Collect every line below that contains the word "Ocean".
####
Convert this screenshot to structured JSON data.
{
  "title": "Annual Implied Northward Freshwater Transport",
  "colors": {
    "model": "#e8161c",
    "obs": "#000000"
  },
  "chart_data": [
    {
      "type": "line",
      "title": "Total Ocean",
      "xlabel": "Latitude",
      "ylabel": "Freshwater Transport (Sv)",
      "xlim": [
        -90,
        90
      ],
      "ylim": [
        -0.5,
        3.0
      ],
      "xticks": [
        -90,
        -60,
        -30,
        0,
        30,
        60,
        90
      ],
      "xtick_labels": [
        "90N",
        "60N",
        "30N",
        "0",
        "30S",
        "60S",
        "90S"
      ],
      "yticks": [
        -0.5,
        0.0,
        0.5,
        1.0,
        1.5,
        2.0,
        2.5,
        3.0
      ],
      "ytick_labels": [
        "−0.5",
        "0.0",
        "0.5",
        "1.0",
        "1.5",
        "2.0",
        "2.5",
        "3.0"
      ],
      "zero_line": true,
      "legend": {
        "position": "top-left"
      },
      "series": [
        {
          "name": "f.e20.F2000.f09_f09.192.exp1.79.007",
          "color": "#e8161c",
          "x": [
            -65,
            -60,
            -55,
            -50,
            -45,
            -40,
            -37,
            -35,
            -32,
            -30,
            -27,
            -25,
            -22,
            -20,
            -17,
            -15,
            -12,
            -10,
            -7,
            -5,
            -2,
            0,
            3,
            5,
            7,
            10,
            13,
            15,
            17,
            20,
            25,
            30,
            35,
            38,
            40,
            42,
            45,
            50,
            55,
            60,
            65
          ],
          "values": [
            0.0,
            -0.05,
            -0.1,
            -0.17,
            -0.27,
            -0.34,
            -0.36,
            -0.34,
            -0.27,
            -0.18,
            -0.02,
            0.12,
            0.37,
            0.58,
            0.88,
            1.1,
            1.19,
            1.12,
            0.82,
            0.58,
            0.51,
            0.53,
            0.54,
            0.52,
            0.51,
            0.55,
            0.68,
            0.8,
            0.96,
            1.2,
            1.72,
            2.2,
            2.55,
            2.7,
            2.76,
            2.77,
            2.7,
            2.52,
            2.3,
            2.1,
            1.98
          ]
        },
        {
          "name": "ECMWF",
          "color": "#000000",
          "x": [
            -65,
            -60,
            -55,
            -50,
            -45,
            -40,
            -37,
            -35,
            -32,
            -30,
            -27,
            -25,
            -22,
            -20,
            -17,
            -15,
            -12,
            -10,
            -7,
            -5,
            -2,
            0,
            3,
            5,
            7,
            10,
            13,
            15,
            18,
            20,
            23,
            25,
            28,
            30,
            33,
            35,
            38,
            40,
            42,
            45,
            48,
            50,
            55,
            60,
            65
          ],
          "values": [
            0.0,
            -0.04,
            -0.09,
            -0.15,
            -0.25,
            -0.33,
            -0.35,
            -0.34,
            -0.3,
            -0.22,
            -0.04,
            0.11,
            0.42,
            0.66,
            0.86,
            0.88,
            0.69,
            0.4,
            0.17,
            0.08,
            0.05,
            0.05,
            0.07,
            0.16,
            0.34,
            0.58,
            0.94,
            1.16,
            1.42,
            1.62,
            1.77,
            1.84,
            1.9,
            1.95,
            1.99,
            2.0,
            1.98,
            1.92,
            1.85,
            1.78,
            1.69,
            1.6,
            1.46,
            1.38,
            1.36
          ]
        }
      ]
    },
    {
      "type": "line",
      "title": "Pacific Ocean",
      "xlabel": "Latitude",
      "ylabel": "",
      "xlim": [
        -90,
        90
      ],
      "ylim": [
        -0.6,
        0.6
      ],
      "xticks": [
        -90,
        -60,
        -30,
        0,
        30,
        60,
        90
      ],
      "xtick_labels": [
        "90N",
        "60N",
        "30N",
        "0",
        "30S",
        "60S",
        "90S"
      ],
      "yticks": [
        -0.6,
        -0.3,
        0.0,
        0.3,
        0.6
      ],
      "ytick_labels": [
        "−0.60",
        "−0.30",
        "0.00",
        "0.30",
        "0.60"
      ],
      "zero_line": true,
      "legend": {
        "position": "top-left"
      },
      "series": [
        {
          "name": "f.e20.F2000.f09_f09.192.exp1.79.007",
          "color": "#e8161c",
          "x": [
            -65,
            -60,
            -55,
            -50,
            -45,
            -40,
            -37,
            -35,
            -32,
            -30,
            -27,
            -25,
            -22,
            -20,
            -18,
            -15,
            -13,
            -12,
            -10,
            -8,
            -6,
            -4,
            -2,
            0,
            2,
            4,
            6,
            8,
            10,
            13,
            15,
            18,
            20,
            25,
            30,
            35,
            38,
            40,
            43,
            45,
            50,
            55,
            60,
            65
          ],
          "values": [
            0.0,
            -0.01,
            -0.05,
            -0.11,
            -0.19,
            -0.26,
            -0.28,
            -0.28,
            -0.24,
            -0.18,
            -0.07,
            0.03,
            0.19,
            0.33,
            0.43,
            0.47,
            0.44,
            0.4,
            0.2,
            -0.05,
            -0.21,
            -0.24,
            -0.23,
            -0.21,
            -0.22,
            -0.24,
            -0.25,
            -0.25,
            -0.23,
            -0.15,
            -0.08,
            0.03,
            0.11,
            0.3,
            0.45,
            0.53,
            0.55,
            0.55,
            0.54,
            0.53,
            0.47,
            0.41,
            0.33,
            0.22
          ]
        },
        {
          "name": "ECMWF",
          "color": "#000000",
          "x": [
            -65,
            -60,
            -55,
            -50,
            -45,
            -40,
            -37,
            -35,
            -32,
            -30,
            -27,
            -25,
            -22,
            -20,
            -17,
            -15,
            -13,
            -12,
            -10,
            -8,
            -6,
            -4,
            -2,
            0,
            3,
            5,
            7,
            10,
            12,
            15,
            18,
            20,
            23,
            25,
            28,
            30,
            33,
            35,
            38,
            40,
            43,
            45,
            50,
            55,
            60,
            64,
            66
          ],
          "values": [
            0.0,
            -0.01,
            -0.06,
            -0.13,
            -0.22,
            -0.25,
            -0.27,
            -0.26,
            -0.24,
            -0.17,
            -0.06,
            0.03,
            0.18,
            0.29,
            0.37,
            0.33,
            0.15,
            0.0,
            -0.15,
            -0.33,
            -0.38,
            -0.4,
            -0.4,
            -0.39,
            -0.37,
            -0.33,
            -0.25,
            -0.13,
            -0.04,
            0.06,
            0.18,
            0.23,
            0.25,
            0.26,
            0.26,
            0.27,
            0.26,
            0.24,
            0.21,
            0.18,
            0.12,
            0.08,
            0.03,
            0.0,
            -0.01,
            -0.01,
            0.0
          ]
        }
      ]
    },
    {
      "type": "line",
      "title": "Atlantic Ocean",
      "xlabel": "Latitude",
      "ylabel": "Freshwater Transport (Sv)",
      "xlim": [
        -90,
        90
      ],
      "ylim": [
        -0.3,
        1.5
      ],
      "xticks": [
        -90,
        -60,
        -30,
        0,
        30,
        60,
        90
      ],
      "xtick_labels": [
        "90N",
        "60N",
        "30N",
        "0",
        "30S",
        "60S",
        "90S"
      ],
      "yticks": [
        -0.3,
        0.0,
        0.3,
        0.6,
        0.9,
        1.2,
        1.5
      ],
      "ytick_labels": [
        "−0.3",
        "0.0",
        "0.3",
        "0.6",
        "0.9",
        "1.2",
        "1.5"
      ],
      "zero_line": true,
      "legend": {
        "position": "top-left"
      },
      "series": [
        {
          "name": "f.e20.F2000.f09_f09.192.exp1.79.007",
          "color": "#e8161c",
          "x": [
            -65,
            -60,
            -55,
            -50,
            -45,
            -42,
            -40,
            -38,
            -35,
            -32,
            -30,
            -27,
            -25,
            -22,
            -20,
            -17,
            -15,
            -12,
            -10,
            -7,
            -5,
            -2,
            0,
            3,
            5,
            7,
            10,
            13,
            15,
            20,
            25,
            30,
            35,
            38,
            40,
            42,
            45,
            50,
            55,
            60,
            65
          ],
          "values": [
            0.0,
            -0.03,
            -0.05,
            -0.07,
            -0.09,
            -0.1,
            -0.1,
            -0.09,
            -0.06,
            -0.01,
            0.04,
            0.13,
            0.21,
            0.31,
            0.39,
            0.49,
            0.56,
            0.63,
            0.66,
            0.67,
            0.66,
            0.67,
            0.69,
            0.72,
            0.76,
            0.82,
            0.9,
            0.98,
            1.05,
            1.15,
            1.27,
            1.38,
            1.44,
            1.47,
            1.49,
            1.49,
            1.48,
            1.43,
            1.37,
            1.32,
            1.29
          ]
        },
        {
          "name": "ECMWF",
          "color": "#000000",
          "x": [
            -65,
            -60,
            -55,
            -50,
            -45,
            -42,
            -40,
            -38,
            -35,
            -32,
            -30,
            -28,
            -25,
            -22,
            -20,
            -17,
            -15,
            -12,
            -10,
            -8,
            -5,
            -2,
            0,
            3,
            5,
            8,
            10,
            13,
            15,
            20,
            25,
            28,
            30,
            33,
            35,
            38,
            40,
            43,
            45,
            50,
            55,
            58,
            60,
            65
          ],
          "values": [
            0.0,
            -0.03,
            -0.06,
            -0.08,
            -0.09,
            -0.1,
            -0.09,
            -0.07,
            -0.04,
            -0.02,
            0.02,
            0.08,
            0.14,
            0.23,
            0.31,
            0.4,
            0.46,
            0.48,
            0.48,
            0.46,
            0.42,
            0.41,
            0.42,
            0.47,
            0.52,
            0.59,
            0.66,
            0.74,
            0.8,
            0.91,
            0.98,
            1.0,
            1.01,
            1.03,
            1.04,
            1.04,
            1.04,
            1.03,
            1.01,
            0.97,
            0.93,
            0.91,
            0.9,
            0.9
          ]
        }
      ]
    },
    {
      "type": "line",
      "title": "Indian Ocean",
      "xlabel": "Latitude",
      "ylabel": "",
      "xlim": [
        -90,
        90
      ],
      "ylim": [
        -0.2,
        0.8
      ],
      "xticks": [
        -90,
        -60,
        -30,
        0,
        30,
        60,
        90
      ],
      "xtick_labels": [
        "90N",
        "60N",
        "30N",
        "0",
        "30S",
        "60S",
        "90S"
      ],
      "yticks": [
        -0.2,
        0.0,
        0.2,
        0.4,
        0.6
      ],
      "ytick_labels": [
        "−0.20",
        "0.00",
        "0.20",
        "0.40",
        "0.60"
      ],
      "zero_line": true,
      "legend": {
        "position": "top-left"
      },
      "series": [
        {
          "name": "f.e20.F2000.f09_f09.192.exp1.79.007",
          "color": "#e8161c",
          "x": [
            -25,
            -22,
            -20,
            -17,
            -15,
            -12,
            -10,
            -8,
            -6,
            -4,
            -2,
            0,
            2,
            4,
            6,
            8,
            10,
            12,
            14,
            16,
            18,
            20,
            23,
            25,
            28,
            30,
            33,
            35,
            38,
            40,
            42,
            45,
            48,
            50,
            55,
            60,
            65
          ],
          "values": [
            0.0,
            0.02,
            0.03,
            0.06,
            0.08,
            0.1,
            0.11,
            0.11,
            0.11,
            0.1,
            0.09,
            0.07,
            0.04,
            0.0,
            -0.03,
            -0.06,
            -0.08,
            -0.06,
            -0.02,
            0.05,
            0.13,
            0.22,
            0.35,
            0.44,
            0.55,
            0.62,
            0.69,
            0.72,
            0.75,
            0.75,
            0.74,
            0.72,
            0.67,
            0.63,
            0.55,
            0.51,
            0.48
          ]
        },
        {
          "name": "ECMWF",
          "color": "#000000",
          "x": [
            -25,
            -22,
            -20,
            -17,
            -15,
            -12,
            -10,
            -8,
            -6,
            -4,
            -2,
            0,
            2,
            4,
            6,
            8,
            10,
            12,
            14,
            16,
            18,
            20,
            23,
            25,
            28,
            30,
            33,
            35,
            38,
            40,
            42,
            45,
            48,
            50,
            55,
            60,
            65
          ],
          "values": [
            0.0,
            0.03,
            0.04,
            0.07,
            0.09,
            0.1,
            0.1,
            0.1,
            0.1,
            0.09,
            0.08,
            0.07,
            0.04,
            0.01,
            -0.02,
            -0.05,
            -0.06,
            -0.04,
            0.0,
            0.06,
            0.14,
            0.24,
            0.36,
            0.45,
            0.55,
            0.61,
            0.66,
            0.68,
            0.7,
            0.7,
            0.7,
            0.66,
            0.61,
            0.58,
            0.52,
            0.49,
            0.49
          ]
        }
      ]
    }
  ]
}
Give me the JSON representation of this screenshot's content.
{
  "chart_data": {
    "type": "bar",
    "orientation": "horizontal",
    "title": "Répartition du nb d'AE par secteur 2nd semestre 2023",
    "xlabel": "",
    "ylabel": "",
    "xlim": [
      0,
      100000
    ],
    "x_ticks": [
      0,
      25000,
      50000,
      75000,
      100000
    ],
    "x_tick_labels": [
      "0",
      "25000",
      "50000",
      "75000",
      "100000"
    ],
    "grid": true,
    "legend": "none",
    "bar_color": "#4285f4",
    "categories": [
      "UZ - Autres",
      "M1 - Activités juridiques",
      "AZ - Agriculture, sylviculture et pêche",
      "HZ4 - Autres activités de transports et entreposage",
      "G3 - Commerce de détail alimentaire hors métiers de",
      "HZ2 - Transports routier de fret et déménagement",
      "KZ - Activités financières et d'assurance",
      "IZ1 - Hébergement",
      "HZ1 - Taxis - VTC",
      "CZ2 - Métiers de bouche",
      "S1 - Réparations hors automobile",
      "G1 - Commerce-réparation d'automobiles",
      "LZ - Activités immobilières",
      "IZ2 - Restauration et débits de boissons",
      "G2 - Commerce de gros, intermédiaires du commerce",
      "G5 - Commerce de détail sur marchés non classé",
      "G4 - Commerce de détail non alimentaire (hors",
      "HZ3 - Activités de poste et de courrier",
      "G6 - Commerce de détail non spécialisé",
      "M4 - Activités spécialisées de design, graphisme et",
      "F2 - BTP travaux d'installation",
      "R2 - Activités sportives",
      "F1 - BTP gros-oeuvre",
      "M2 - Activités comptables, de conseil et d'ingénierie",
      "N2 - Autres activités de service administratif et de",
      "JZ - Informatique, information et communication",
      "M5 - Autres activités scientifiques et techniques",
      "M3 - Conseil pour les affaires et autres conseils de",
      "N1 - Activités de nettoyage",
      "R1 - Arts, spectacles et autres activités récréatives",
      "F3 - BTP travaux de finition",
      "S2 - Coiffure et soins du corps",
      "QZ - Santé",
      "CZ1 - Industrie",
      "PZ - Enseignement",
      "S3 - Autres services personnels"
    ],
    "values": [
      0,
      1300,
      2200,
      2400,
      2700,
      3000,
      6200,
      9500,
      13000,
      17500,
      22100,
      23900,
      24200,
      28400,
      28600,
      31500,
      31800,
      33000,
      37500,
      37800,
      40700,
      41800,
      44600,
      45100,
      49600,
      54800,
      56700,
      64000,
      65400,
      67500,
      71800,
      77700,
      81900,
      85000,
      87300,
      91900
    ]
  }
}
####
**Full response**
      "title": "Total Ocean",
      "title": "Pacific Ocean",
      "title": "Atlantic Ocean",
      "title": "Indian Ocean",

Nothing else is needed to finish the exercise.